Work required
Look through the listing below and report how many lines contain "market", as a bare number.

Entries taken from a collection:
*****
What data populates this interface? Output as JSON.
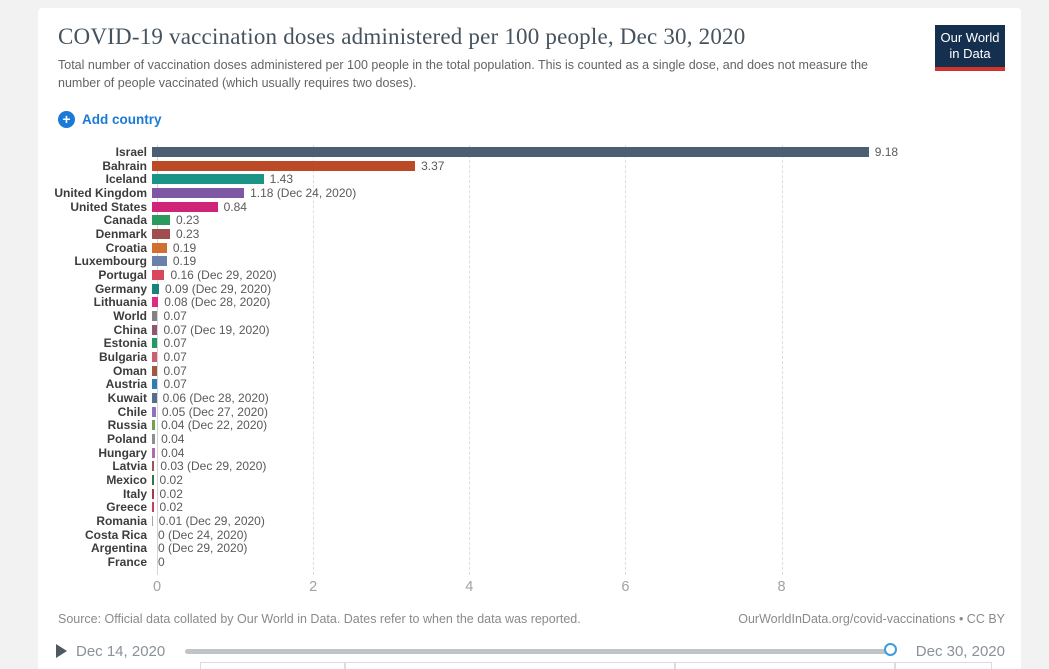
{
  "header": {
    "title": "COVID-19 vaccination doses administered per 100 people, Dec 30, 2020",
    "subtitle": "Total number of vaccination doses administered per 100 people in the total population. This is counted as a single dose, and does not measure the number of people vaccinated (which usually requires two doses).",
    "logo_line1": "Our World",
    "logo_line2": "in Data",
    "logo_colors": {
      "background": "#15304F",
      "stripe": "#D0342C"
    }
  },
  "controls": {
    "add_country_label": "Add country",
    "accent_color": "#1a7ad6"
  },
  "chart_data": {
    "type": "bar",
    "orientation": "horizontal",
    "title": "COVID-19 vaccination doses administered per 100 people, Dec 30, 2020",
    "xlabel": "",
    "ylabel": "",
    "xlim": [
      0,
      10.9
    ],
    "ticks": [
      0,
      2,
      4,
      6,
      8
    ],
    "grid": "dashed-vertical",
    "bars": [
      {
        "label": "Israel",
        "value": 9.18,
        "display": "9.18",
        "color": "#4C5F72"
      },
      {
        "label": "Bahrain",
        "value": 3.37,
        "display": "3.37",
        "color": "#BC4A26"
      },
      {
        "label": "Iceland",
        "value": 1.43,
        "display": "1.43",
        "color": "#1A9487"
      },
      {
        "label": "United Kingdom",
        "value": 1.18,
        "display": "1.18 (Dec 24, 2020)",
        "color": "#7E57A5"
      },
      {
        "label": "United States",
        "value": 0.84,
        "display": "0.84",
        "color": "#CF2478"
      },
      {
        "label": "Canada",
        "value": 0.23,
        "display": "0.23",
        "color": "#2C9A5E"
      },
      {
        "label": "Denmark",
        "value": 0.23,
        "display": "0.23",
        "color": "#A04D4F"
      },
      {
        "label": "Croatia",
        "value": 0.19,
        "display": "0.19",
        "color": "#D07030"
      },
      {
        "label": "Luxembourg",
        "value": 0.19,
        "display": "0.19",
        "color": "#6C80AC"
      },
      {
        "label": "Portugal",
        "value": 0.16,
        "display": "0.16 (Dec 29, 2020)",
        "color": "#D8475C"
      },
      {
        "label": "Germany",
        "value": 0.09,
        "display": "0.09 (Dec 29, 2020)",
        "color": "#17837A"
      },
      {
        "label": "Lithuania",
        "value": 0.08,
        "display": "0.08 (Dec 28, 2020)",
        "color": "#DE2A82"
      },
      {
        "label": "World",
        "value": 0.07,
        "display": "0.07",
        "color": "#828282"
      },
      {
        "label": "China",
        "value": 0.07,
        "display": "0.07 (Dec 19, 2020)",
        "color": "#915473"
      },
      {
        "label": "Estonia",
        "value": 0.07,
        "display": "0.07",
        "color": "#1E9A62"
      },
      {
        "label": "Bulgaria",
        "value": 0.07,
        "display": "0.07",
        "color": "#CC5F74"
      },
      {
        "label": "Oman",
        "value": 0.07,
        "display": "0.07",
        "color": "#A0593C"
      },
      {
        "label": "Austria",
        "value": 0.07,
        "display": "0.07",
        "color": "#2E7EB4"
      },
      {
        "label": "Kuwait",
        "value": 0.06,
        "display": "0.06 (Dec 28, 2020)",
        "color": "#566D92"
      },
      {
        "label": "Chile",
        "value": 0.05,
        "display": "0.05 (Dec 27, 2020)",
        "color": "#8E70BC"
      },
      {
        "label": "Russia",
        "value": 0.04,
        "display": "0.04 (Dec 22, 2020)",
        "color": "#75A148"
      },
      {
        "label": "Poland",
        "value": 0.04,
        "display": "0.04",
        "color": "#8F8F8F"
      },
      {
        "label": "Hungary",
        "value": 0.04,
        "display": "0.04",
        "color": "#AE6CAE"
      },
      {
        "label": "Latvia",
        "value": 0.03,
        "display": "0.03 (Dec 29, 2020)",
        "color": "#99584A"
      },
      {
        "label": "Mexico",
        "value": 0.02,
        "display": "0.02",
        "color": "#2F7A45"
      },
      {
        "label": "Italy",
        "value": 0.02,
        "display": "0.02",
        "color": "#A63C3C"
      },
      {
        "label": "Greece",
        "value": 0.02,
        "display": "0.02",
        "color": "#C7405E"
      },
      {
        "label": "Romania",
        "value": 0.01,
        "display": "0.01 (Dec 29, 2020)",
        "color": "#A2A893"
      },
      {
        "label": "Costa Rica",
        "value": 0,
        "display": "0 (Dec 24, 2020)",
        "color": "#9A5B4C"
      },
      {
        "label": "Argentina",
        "value": 0,
        "display": "0 (Dec 29, 2020)",
        "color": "#6C80AC"
      },
      {
        "label": "France",
        "value": 0,
        "display": "0",
        "color": "#2E7EB4"
      }
    ]
  },
  "footer": {
    "source": "Source: Official data collated by Our World in Data. Dates refer to when the data was reported.",
    "link": "OurWorldInData.org/covid-vaccinations • CC BY"
  },
  "timeline": {
    "start_date": "Dec 14, 2020",
    "end_date": "Dec 30, 2020",
    "handle_color": "#3F9EDA"
  }
}
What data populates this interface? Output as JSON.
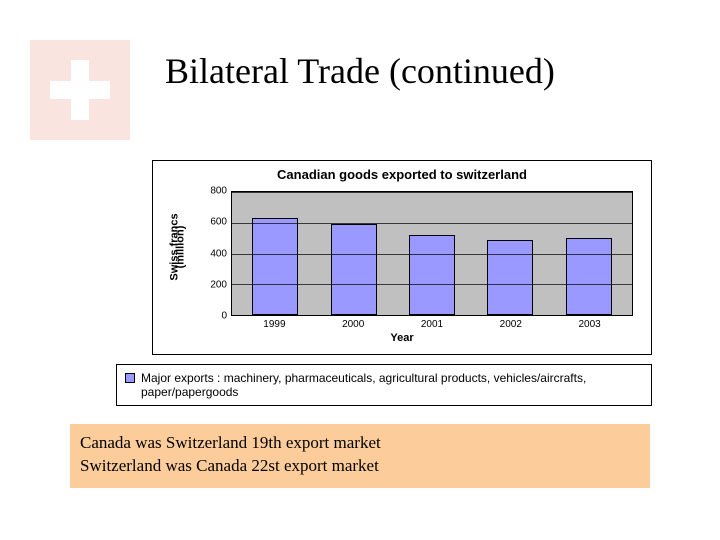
{
  "title": "Bilateral Trade (continued)",
  "flag": {
    "background_color": "#fae4e0",
    "cross_color": "#ffffff"
  },
  "chart": {
    "type": "bar",
    "title": "Canadian goods exported to switzerland",
    "title_fontsize": 13,
    "ylabel_line1": "Swiss francs",
    "ylabel_line2": "(million)",
    "xlabel": "Year",
    "label_fontsize": 11,
    "categories": [
      "1999",
      "2000",
      "2001",
      "2002",
      "2003"
    ],
    "values": [
      630,
      590,
      520,
      490,
      500
    ],
    "ylim": [
      0,
      800
    ],
    "ytick_step": 200,
    "yticks": [
      "0",
      "200",
      "400",
      "600",
      "800"
    ],
    "bar_color": "#9999ff",
    "plot_background": "#c0c0c0",
    "grid_color": "#000000",
    "border_color": "#000000",
    "bar_width": 0.55,
    "tick_fontsize": 10
  },
  "legend": {
    "swatch_color": "#9999ff",
    "text": "Major exports : machinery, pharmaceuticals, agricultural products, vehicles/aircrafts, paper/papergoods"
  },
  "notes": {
    "background_color": "#fccd9a",
    "line1": "Canada was Switzerland 19th export market",
    "line2": "Switzerland was Canada 22st export market"
  }
}
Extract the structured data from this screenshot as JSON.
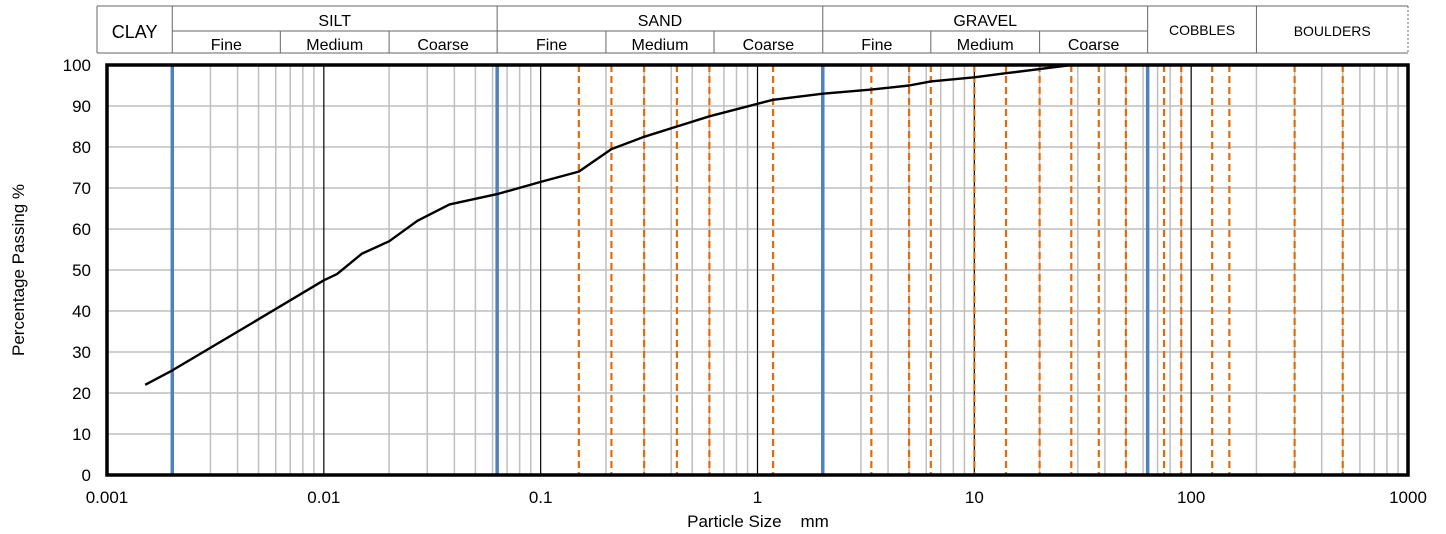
{
  "classification": {
    "clay": "CLAY",
    "silt": "SILT",
    "sand": "SAND",
    "gravel": "GRAVEL",
    "cobbles": "COBBLES",
    "boulders": "BOULDERS",
    "fine": "Fine",
    "medium": "Medium",
    "coarse": "Coarse"
  },
  "colors": {
    "curve": "#000000",
    "boundary": "#4f81bd",
    "sieve": "#e36c09",
    "grid": "#bfbfbf"
  },
  "chart_data": {
    "type": "line",
    "xlabel": "Particle Size    mm",
    "ylabel": "Percentage Passing  %",
    "xscale": "log",
    "xlim": [
      0.001,
      1000
    ],
    "ylim": [
      0,
      100
    ],
    "x_ticks": [
      "0.001",
      "0.01",
      "0.1",
      "1",
      "10",
      "100",
      "1000"
    ],
    "y_ticks": [
      "0",
      "10",
      "20",
      "30",
      "40",
      "50",
      "60",
      "70",
      "80",
      "90",
      "100"
    ],
    "grid": true,
    "series": [
      {
        "x": [
          0.0015,
          0.002,
          0.005,
          0.01,
          0.0115,
          0.015,
          0.02,
          0.027,
          0.038,
          0.063,
          0.1,
          0.15,
          0.212,
          0.3,
          0.425,
          0.6,
          1.18,
          2,
          3.35,
          5,
          6.3,
          10,
          14,
          20,
          28,
          37.5,
          50,
          63,
          75
        ],
        "y": [
          22,
          25.5,
          38,
          47.5,
          49,
          54,
          57,
          62,
          66,
          68.5,
          71.5,
          74,
          79.5,
          82.5,
          85,
          87.5,
          91.5,
          93,
          94,
          95,
          96,
          97,
          98,
          99,
          100,
          100,
          100,
          100,
          100
        ]
      }
    ],
    "boundary_lines": [
      0.002,
      0.063,
      2,
      63
    ],
    "sieve_lines": [
      0.063,
      0.15,
      0.212,
      0.3,
      0.425,
      0.6,
      1.18,
      3.35,
      5,
      6.3,
      10,
      14,
      20,
      28,
      37.5,
      50,
      63,
      75,
      90,
      125,
      150,
      300,
      500
    ]
  }
}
*****
Worked solution
2